====== Material provided

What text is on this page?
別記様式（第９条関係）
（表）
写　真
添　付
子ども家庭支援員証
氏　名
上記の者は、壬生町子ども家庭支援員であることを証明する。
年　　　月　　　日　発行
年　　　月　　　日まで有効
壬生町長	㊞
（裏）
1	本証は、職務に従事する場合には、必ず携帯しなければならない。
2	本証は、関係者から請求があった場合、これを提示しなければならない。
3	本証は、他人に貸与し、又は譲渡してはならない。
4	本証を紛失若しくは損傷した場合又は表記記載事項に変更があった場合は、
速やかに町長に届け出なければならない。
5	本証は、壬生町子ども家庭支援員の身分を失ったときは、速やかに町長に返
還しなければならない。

============

> **What is expected**: Above are some records; extract every one of them exactly.

> **Solution**:
What text is on this page?
別記様式（第９条関係）
（表）
写　真
添　付
子ども家庭支援員証
氏　名
上記の者は、壬生町子ども家庭支援員であることを証明する。
年　　　月　　　日　発行
年　　　月　　　日まで有効
壬生町長	㊞
（裏）
1	本証は、職務に従事する場合には、必ず携帯しなければならない。
2	本証は、関係者から請求があった場合、これを提示しなければならない。
3	本証は、他人に貸与し、又は譲渡してはならない。
4	本証を紛失若しくは損傷した場合又は表記記載事項に変更があった場合は、
速やかに町長に届け出なければならない。
5	本証は、壬生町子ども家庭支援員の身分を失ったときは、速やかに町長に返
還しなければならない。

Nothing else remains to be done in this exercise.